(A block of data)
* * * * *

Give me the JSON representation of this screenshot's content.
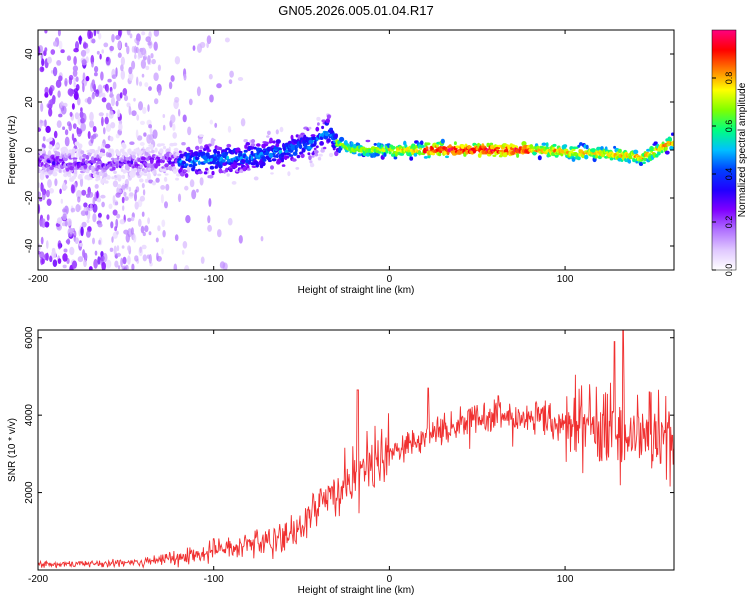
{
  "title": "GN05.2026.005.01.04.R17",
  "chart_data": [
    {
      "type": "heatmap",
      "name": "spectrogram",
      "xlabel": "Height of straight line (km)",
      "ylabel": "Frequency (Hz)",
      "xlim": [
        -200,
        162
      ],
      "ylim": [
        -50,
        50
      ],
      "xticks": [
        -200,
        -100,
        0,
        100
      ],
      "yticks": [
        -40,
        -20,
        0,
        20,
        40
      ],
      "colorbar": {
        "label": "Normalized spectral amplitude",
        "range": [
          0.0,
          1.0
        ],
        "ticks": [
          "0.0",
          "0.2",
          "0.4",
          "0.6",
          "0.8"
        ],
        "colormap": [
          "#ffffff",
          "#e0c8ff",
          "#b070ff",
          "#8000ff",
          "#2000ff",
          "#0040ff",
          "#00c0ff",
          "#00ff80",
          "#80ff00",
          "#ffff00",
          "#ff8000",
          "#ff0000",
          "#ff0080"
        ]
      },
      "ridge": [
        {
          "x": -190,
          "f": -5
        },
        {
          "x": -160,
          "f": -6
        },
        {
          "x": -130,
          "f": -5
        },
        {
          "x": -100,
          "f": -4
        },
        {
          "x": -70,
          "f": -2
        },
        {
          "x": -45,
          "f": 2
        },
        {
          "x": -35,
          "f": 8
        },
        {
          "x": -30,
          "f": 3
        },
        {
          "x": -20,
          "f": 0
        },
        {
          "x": 0,
          "f": 0
        },
        {
          "x": 40,
          "f": 0
        },
        {
          "x": 80,
          "f": 0
        },
        {
          "x": 110,
          "f": -1
        },
        {
          "x": 130,
          "f": -2
        },
        {
          "x": 145,
          "f": -3
        },
        {
          "x": 160,
          "f": 3
        }
      ]
    },
    {
      "type": "line",
      "name": "snr",
      "xlabel": "Height of straight line (km)",
      "ylabel": "SNR (10 * v/v)",
      "xlim": [
        -200,
        162
      ],
      "ylim": [
        0,
        6200
      ],
      "xticks": [
        -200,
        -100,
        0,
        100
      ],
      "yticks": [
        2000,
        4000,
        6000
      ],
      "color": "#f03030",
      "trend": [
        {
          "x": -200,
          "y": 150
        },
        {
          "x": -150,
          "y": 180
        },
        {
          "x": -120,
          "y": 300
        },
        {
          "x": -100,
          "y": 500
        },
        {
          "x": -80,
          "y": 650
        },
        {
          "x": -60,
          "y": 800
        },
        {
          "x": -50,
          "y": 1100
        },
        {
          "x": -40,
          "y": 1700
        },
        {
          "x": -30,
          "y": 2000
        },
        {
          "x": -20,
          "y": 2400
        },
        {
          "x": -10,
          "y": 2800
        },
        {
          "x": 0,
          "y": 3100
        },
        {
          "x": 10,
          "y": 3300
        },
        {
          "x": 20,
          "y": 3500
        },
        {
          "x": 30,
          "y": 3650
        },
        {
          "x": 40,
          "y": 3800
        },
        {
          "x": 60,
          "y": 3950
        },
        {
          "x": 80,
          "y": 3900
        },
        {
          "x": 100,
          "y": 3800
        },
        {
          "x": 120,
          "y": 3700
        },
        {
          "x": 140,
          "y": 3400
        },
        {
          "x": 162,
          "y": 3300
        }
      ],
      "spikes": [
        {
          "x": -18,
          "y": 4650
        },
        {
          "x": 22,
          "y": 4700
        },
        {
          "x": 62,
          "y": 4500
        },
        {
          "x": 128,
          "y": 5900
        },
        {
          "x": 133,
          "y": 6200
        },
        {
          "x": 148,
          "y": 4600
        }
      ]
    }
  ]
}
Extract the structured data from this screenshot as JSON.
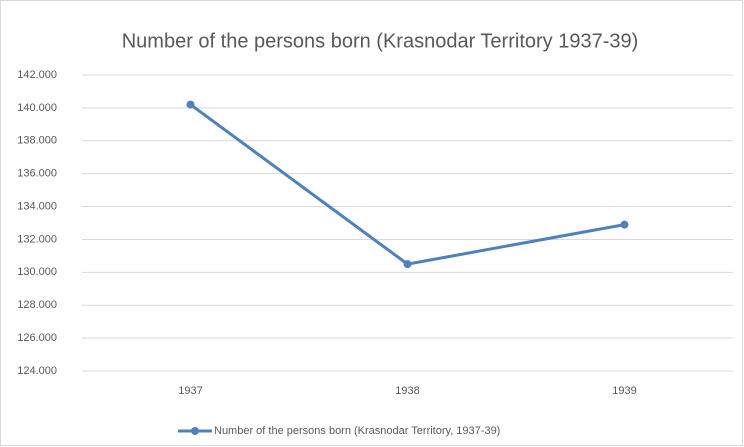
{
  "chart_data": {
    "type": "line",
    "title": "Number of the persons born (Krasnodar Territory 1937-39)",
    "categories": [
      "1937",
      "1938",
      "1939"
    ],
    "series": [
      {
        "name": "Number of the persons born (Krasnodar Territory, 1937-39)",
        "color": "#4f81bd",
        "values": [
          140200,
          130500,
          132900
        ]
      }
    ],
    "ylim": [
      124000,
      142000
    ],
    "yticks": [
      {
        "value": 124000,
        "label": "124.000"
      },
      {
        "value": 126000,
        "label": "126.000"
      },
      {
        "value": 128000,
        "label": "128.000"
      },
      {
        "value": 130000,
        "label": "130.000"
      },
      {
        "value": 132000,
        "label": "132.000"
      },
      {
        "value": 134000,
        "label": "134.000"
      },
      {
        "value": 136000,
        "label": "136.000"
      },
      {
        "value": 138000,
        "label": "138.000"
      },
      {
        "value": 140000,
        "label": "140.000"
      },
      {
        "value": 142000,
        "label": "142.000"
      }
    ],
    "grid": true,
    "legend": "bottom"
  }
}
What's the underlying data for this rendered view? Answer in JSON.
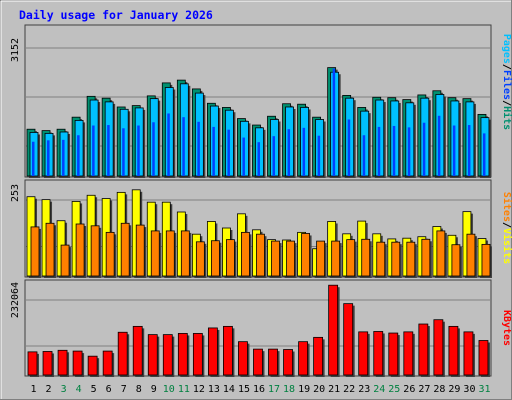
{
  "chart_data": [
    {
      "type": "bar",
      "title": "Daily usage for January 2026",
      "panel": "pages-files-hits",
      "ymax_label": "3152",
      "ylim": [
        0,
        3152
      ],
      "legend": [
        {
          "name": "Pages",
          "color": "#00c0ff"
        },
        {
          "name": "Files",
          "color": "#0040ff"
        },
        {
          "name": "Hits",
          "color": "#009070"
        }
      ],
      "legend_sep": "/",
      "categories": [
        "1",
        "2",
        "3",
        "4",
        "5",
        "6",
        "7",
        "8",
        "9",
        "10",
        "11",
        "12",
        "13",
        "14",
        "15",
        "16",
        "17",
        "18",
        "19",
        "20",
        "21",
        "22",
        "23",
        "24",
        "25",
        "26",
        "27",
        "28",
        "29",
        "30",
        "31"
      ],
      "weekend_days": [
        "3",
        "4",
        "10",
        "11",
        "17",
        "18",
        "24",
        "25",
        "31"
      ],
      "series": [
        {
          "name": "Hits",
          "values": [
            1010,
            980,
            1010,
            1270,
            1720,
            1680,
            1490,
            1520,
            1730,
            2010,
            2070,
            1880,
            1570,
            1480,
            1240,
            1100,
            1290,
            1560,
            1550,
            1270,
            2340,
            1740,
            1480,
            1700,
            1690,
            1650,
            1750,
            1840,
            1690,
            1670,
            1330
          ]
        },
        {
          "name": "Files",
          "values": [
            740,
            770,
            780,
            880,
            1090,
            1100,
            1030,
            1090,
            1160,
            1350,
            1270,
            1170,
            1060,
            1000,
            830,
            730,
            860,
            1010,
            1040,
            870,
            2320,
            1220,
            880,
            1060,
            1080,
            1050,
            1150,
            1300,
            1090,
            1100,
            920
          ]
        },
        {
          "name": "Pages",
          "values": [
            940,
            920,
            950,
            1200,
            1640,
            1600,
            1440,
            1470,
            1670,
            1910,
            1990,
            1790,
            1510,
            1420,
            1180,
            1040,
            1220,
            1490,
            1480,
            1220,
            2240,
            1680,
            1400,
            1640,
            1620,
            1580,
            1680,
            1760,
            1620,
            1600,
            1260
          ]
        }
      ]
    },
    {
      "type": "bar",
      "panel": "sites-visits",
      "ymax_label": "253",
      "ylim": [
        0,
        253
      ],
      "legend": [
        {
          "name": "Sites",
          "color": "#ff8000"
        },
        {
          "name": "Visits",
          "color": "#ffff00"
        }
      ],
      "legend_sep": "/",
      "categories": [
        "1",
        "2",
        "3",
        "4",
        "5",
        "6",
        "7",
        "8",
        "9",
        "10",
        "11",
        "12",
        "13",
        "14",
        "15",
        "16",
        "17",
        "18",
        "19",
        "20",
        "21",
        "22",
        "23",
        "24",
        "25",
        "26",
        "27",
        "28",
        "29",
        "30",
        "31"
      ],
      "series": [
        {
          "name": "Visits",
          "values": [
            218,
            210,
            152,
            205,
            222,
            213,
            230,
            237,
            203,
            203,
            176,
            115,
            150,
            132,
            171,
            127,
            100,
            99,
            120,
            75,
            150,
            116,
            151,
            116,
            102,
            104,
            108,
            136,
            112,
            177,
            103
          ]
        },
        {
          "name": "Sites",
          "values": [
            135,
            145,
            85,
            143,
            138,
            120,
            145,
            140,
            124,
            124,
            124,
            94,
            97,
            100,
            120,
            115,
            96,
            96,
            117,
            96,
            96,
            100,
            101,
            93,
            93,
            93,
            101,
            124,
            86,
            115,
            87
          ]
        }
      ]
    },
    {
      "type": "bar",
      "panel": "kbytes",
      "ymax_label": "232064",
      "ylim": [
        0,
        232064
      ],
      "legend": [
        {
          "name": "KBytes",
          "color": "#ff0000"
        }
      ],
      "categories": [
        "1",
        "2",
        "3",
        "4",
        "5",
        "6",
        "7",
        "8",
        "9",
        "10",
        "11",
        "12",
        "13",
        "14",
        "15",
        "16",
        "17",
        "18",
        "19",
        "20",
        "21",
        "22",
        "23",
        "24",
        "25",
        "26",
        "27",
        "28",
        "29",
        "30",
        "31"
      ],
      "series": [
        {
          "name": "KBytes",
          "values": [
            59000,
            60000,
            63000,
            61000,
            48000,
            61000,
            109000,
            124000,
            103000,
            103000,
            106000,
            106000,
            120000,
            124000,
            85000,
            66000,
            66000,
            65000,
            85000,
            96000,
            229000,
            182000,
            110000,
            111000,
            107000,
            110000,
            130000,
            141000,
            124000,
            110000,
            88000
          ]
        }
      ]
    }
  ],
  "colors": {
    "background": "#c0c0c0",
    "plot_bg": "#ffffff",
    "title": "#0000ff",
    "weekday_label": "#000000",
    "weekend_label": "#008040",
    "grid": "#808080"
  }
}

* * * * *

◆ Instructions to follow:
Search the records above for "Number". Copy each line where it is found.

◆ Task output:
    "title": "Number of the persons born (Krasnodar Territory 1937-39)",
        "name": "Number of the persons born (Krasnodar Territory, 1937-39)",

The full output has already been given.